▸ Request
The records below should be written out again, exactly.

▸ Records for processing
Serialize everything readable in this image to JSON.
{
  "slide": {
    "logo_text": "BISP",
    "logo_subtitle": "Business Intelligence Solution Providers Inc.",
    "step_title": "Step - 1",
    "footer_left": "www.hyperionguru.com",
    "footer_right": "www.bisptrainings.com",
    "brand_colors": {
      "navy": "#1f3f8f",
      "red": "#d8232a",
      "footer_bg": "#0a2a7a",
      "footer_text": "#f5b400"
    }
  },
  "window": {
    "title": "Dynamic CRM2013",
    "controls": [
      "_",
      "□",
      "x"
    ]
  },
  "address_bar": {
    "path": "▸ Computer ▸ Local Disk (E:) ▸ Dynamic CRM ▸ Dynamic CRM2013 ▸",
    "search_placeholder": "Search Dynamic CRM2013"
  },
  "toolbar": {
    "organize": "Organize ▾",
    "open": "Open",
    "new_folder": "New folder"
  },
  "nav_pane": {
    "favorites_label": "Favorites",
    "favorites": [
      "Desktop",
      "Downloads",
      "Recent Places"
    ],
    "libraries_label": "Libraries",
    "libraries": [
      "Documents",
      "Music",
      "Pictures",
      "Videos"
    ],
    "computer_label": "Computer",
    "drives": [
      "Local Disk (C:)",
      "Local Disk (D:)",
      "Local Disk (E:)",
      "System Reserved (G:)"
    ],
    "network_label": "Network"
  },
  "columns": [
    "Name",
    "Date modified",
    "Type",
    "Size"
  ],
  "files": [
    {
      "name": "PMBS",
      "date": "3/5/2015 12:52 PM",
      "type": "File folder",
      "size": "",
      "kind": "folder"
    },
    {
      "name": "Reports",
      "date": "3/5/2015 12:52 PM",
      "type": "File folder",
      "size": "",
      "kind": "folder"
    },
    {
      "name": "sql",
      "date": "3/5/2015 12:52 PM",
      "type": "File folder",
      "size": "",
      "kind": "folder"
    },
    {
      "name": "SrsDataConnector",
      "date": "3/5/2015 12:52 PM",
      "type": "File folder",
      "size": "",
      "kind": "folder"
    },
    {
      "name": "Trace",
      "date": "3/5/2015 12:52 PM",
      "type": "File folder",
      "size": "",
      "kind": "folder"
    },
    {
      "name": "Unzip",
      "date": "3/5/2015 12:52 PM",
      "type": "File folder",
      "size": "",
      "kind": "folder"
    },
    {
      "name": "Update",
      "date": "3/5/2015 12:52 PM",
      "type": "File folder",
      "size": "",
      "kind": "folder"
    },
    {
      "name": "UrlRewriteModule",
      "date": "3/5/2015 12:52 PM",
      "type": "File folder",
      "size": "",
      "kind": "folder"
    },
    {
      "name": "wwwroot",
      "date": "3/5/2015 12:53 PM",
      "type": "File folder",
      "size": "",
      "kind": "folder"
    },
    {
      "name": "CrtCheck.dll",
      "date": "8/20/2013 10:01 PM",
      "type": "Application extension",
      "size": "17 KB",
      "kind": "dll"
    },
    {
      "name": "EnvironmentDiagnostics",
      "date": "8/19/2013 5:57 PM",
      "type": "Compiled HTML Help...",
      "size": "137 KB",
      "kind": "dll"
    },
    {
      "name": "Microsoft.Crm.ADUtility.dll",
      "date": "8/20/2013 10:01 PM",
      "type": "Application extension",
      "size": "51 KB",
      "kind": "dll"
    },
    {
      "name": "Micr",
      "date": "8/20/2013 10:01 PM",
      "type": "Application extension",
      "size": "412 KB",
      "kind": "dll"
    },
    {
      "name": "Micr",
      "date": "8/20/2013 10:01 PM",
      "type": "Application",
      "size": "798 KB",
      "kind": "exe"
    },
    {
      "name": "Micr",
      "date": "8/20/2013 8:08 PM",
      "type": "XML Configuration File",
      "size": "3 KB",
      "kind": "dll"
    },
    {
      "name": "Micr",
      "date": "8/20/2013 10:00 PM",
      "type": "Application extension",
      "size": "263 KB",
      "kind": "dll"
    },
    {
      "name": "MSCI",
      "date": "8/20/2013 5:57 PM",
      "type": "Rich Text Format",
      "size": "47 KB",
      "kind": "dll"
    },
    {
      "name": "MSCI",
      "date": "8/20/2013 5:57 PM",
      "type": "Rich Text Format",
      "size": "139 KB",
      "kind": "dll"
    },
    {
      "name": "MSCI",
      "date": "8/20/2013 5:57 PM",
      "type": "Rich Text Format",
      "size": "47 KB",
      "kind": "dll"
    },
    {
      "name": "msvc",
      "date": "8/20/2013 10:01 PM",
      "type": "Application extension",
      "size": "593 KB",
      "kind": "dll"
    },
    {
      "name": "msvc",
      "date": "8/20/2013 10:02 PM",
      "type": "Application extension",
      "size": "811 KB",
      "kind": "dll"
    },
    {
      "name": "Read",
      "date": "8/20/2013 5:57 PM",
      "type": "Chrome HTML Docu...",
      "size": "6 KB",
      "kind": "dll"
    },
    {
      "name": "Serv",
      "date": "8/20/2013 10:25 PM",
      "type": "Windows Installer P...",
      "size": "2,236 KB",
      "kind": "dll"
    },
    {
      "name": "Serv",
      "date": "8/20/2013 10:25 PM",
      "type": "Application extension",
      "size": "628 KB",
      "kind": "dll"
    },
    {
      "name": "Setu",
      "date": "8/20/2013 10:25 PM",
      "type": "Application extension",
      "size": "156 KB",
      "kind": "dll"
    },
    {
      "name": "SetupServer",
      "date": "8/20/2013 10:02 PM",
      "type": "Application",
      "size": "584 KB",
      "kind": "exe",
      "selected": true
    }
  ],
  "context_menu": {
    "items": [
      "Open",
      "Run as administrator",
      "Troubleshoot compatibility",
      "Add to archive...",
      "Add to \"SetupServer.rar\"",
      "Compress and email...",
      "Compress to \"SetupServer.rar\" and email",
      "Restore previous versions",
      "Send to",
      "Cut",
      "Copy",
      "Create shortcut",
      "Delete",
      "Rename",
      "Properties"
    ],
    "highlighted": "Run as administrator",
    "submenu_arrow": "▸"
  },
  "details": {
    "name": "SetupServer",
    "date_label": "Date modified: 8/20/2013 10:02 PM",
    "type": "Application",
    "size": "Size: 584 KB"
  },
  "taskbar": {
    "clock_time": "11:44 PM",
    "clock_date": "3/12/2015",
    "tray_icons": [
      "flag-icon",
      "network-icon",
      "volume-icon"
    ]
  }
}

▸ Exercise answer
Serialize everything readable in this image to JSON.
{
  "slide": {
    "logo_text": "BISP",
    "logo_subtitle": "Business Intelligence Solution Providers Inc.",
    "step_title": "Step - 1",
    "footer_left": "www.hyperionguru.com",
    "footer_right": "www.bisptrainings.com",
    "brand_colors": {
      "navy": "#1f3f8f",
      "red": "#d8232a",
      "footer_bg": "#0a2a7a",
      "footer_text": "#f5b400"
    }
  },
  "window": {
    "title": "Dynamic CRM2013",
    "controls": [
      "_",
      "□",
      "x"
    ]
  },
  "address_bar": {
    "path": "▸ Computer ▸ Local Disk (E:) ▸ Dynamic CRM ▸ Dynamic CRM2013 ▸",
    "search_placeholder": "Search Dynamic CRM2013"
  },
  "toolbar": {
    "organize": "Organize ▾",
    "open": "Open",
    "new_folder": "New folder"
  },
  "nav_pane": {
    "favorites_label": "Favorites",
    "favorites": [
      "Desktop",
      "Downloads",
      "Recent Places"
    ],
    "libraries_label": "Libraries",
    "libraries": [
      "Documents",
      "Music",
      "Pictures",
      "Videos"
    ],
    "computer_label": "Computer",
    "drives": [
      "Local Disk (C:)",
      "Local Disk (D:)",
      "Local Disk (E:)",
      "System Reserved (G:)"
    ],
    "network_label": "Network"
  },
  "columns": [
    "Name",
    "Date modified",
    "Type",
    "Size"
  ],
  "files": [
    {
      "name": "PMBS",
      "date": "3/5/2015 12:52 PM",
      "type": "File folder",
      "size": "",
      "kind": "folder"
    },
    {
      "name": "Reports",
      "date": "3/5/2015 12:52 PM",
      "type": "File folder",
      "size": "",
      "kind": "folder"
    },
    {
      "name": "sql",
      "date": "3/5/2015 12:52 PM",
      "type": "File folder",
      "size": "",
      "kind": "folder"
    },
    {
      "name": "SrsDataConnector",
      "date": "3/5/2015 12:52 PM",
      "type": "File folder",
      "size": "",
      "kind": "folder"
    },
    {
      "name": "Trace",
      "date": "3/5/2015 12:52 PM",
      "type": "File folder",
      "size": "",
      "kind": "folder"
    },
    {
      "name": "Unzip",
      "date": "3/5/2015 12:52 PM",
      "type": "File folder",
      "size": "",
      "kind": "folder"
    },
    {
      "name": "Update",
      "date": "3/5/2015 12:52 PM",
      "type": "File folder",
      "size": "",
      "kind": "folder"
    },
    {
      "name": "UrlRewriteModule",
      "date": "3/5/2015 12:52 PM",
      "type": "File folder",
      "size": "",
      "kind": "folder"
    },
    {
      "name": "wwwroot",
      "date": "3/5/2015 12:53 PM",
      "type": "File folder",
      "size": "",
      "kind": "folder"
    },
    {
      "name": "CrtCheck.dll",
      "date": "8/20/2013 10:01 PM",
      "type": "Application extension",
      "size": "17 KB",
      "kind": "dll"
    },
    {
      "name": "EnvironmentDiagnostics",
      "date": "8/19/2013 5:57 PM",
      "type": "Compiled HTML Help...",
      "size": "137 KB",
      "kind": "dll"
    },
    {
      "name": "Microsoft.Crm.ADUtility.dll",
      "date": "8/20/2013 10:01 PM",
      "type": "Application extension",
      "size": "51 KB",
      "kind": "dll"
    },
    {
      "name": "Micr",
      "date": "8/20/2013 10:01 PM",
      "type": "Application extension",
      "size": "412 KB",
      "kind": "dll"
    },
    {
      "name": "Micr",
      "date": "8/20/2013 10:01 PM",
      "type": "Application",
      "size": "798 KB",
      "kind": "exe"
    },
    {
      "name": "Micr",
      "date": "8/20/2013 8:08 PM",
      "type": "XML Configuration File",
      "size": "3 KB",
      "kind": "dll"
    },
    {
      "name": "Micr",
      "date": "8/20/2013 10:00 PM",
      "type": "Application extension",
      "size": "263 KB",
      "kind": "dll"
    },
    {
      "name": "MSCI",
      "date": "8/20/2013 5:57 PM",
      "type": "Rich Text Format",
      "size": "47 KB",
      "kind": "dll"
    },
    {
      "name": "MSCI",
      "date": "8/20/2013 5:57 PM",
      "type": "Rich Text Format",
      "size": "139 KB",
      "kind": "dll"
    },
    {
      "name": "MSCI",
      "date": "8/20/2013 5:57 PM",
      "type": "Rich Text Format",
      "size": "47 KB",
      "kind": "dll"
    },
    {
      "name": "msvc",
      "date": "8/20/2013 10:01 PM",
      "type": "Application extension",
      "size": "593 KB",
      "kind": "dll"
    },
    {
      "name": "msvc",
      "date": "8/20/2013 10:02 PM",
      "type": "Application extension",
      "size": "811 KB",
      "kind": "dll"
    },
    {
      "name": "Read",
      "date": "8/20/2013 5:57 PM",
      "type": "Chrome HTML Docu...",
      "size": "6 KB",
      "kind": "dll"
    },
    {
      "name": "Serv",
      "date": "8/20/2013 10:25 PM",
      "type": "Windows Installer P...",
      "size": "2,236 KB",
      "kind": "dll"
    },
    {
      "name": "Serv",
      "date": "8/20/2013 10:25 PM",
      "type": "Application extension",
      "size": "628 KB",
      "kind": "dll"
    },
    {
      "name": "Setu",
      "date": "8/20/2013 10:25 PM",
      "type": "Application extension",
      "size": "156 KB",
      "kind": "dll"
    },
    {
      "name": "SetupServer",
      "date": "8/20/2013 10:02 PM",
      "type": "Application",
      "size": "584 KB",
      "kind": "exe",
      "selected": true
    }
  ],
  "context_menu": {
    "items": [
      "Open",
      "Run as administrator",
      "Troubleshoot compatibility",
      "Add to archive...",
      "Add to \"SetupServer.rar\"",
      "Compress and email...",
      "Compress to \"SetupServer.rar\" and email",
      "Restore previous versions",
      "Send to",
      "Cut",
      "Copy",
      "Create shortcut",
      "Delete",
      "Rename",
      "Properties"
    ],
    "highlighted": "Run as administrator",
    "submenu_arrow": "▸"
  },
  "details": {
    "name": "SetupServer",
    "date_label": "Date modified: 8/20/2013 10:02 PM",
    "type": "Application",
    "size": "Size: 584 KB"
  },
  "taskbar": {
    "clock_time": "11:44 PM",
    "clock_date": "3/12/2015",
    "tray_icons": [
      "flag-icon",
      "network-icon",
      "volume-icon"
    ]
  }
}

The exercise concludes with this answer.